**STATED EXERCISE**
Filter the entries below, keeping every line that has the word "color".

───

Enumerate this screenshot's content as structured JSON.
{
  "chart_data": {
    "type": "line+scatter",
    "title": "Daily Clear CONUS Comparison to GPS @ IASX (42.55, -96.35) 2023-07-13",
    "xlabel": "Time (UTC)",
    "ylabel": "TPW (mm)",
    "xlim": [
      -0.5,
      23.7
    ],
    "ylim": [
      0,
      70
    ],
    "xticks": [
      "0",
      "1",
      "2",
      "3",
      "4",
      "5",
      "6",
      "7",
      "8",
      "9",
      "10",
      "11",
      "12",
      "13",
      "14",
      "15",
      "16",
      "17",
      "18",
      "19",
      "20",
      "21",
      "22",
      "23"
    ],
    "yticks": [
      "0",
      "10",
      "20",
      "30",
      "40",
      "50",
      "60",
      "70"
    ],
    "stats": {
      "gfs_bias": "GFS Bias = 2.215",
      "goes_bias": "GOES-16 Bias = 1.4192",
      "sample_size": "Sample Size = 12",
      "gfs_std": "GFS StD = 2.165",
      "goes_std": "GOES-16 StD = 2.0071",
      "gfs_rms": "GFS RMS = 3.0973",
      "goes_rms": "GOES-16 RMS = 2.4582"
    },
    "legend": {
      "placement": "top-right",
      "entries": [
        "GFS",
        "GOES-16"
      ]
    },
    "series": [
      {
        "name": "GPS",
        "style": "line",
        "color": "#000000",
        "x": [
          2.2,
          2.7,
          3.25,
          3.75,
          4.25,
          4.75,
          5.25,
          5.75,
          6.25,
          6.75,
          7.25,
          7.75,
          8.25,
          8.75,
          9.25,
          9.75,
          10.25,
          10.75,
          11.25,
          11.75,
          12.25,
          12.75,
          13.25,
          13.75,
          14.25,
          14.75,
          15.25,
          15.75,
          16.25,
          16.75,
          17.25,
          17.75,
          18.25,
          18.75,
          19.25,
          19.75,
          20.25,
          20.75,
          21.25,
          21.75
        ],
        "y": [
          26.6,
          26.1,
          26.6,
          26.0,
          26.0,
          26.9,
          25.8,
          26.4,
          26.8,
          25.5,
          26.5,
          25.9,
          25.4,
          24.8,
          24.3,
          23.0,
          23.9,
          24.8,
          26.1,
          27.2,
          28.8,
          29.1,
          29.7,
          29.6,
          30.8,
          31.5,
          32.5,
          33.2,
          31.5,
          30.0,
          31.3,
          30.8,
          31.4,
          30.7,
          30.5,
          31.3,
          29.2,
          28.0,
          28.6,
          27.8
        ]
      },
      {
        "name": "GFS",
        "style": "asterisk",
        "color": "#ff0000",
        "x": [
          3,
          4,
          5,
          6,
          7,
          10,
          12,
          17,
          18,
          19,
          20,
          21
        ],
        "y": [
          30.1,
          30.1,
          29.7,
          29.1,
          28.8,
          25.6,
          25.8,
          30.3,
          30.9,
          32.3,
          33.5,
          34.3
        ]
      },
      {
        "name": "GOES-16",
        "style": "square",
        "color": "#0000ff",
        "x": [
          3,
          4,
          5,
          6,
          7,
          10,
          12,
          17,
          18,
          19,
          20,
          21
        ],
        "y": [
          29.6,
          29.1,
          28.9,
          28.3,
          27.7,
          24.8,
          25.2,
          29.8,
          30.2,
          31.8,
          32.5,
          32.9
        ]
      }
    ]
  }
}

───

**CORRECT OUTPUT**
        "color": "#000000",
        "color": "#ff0000",
        "color": "#0000ff",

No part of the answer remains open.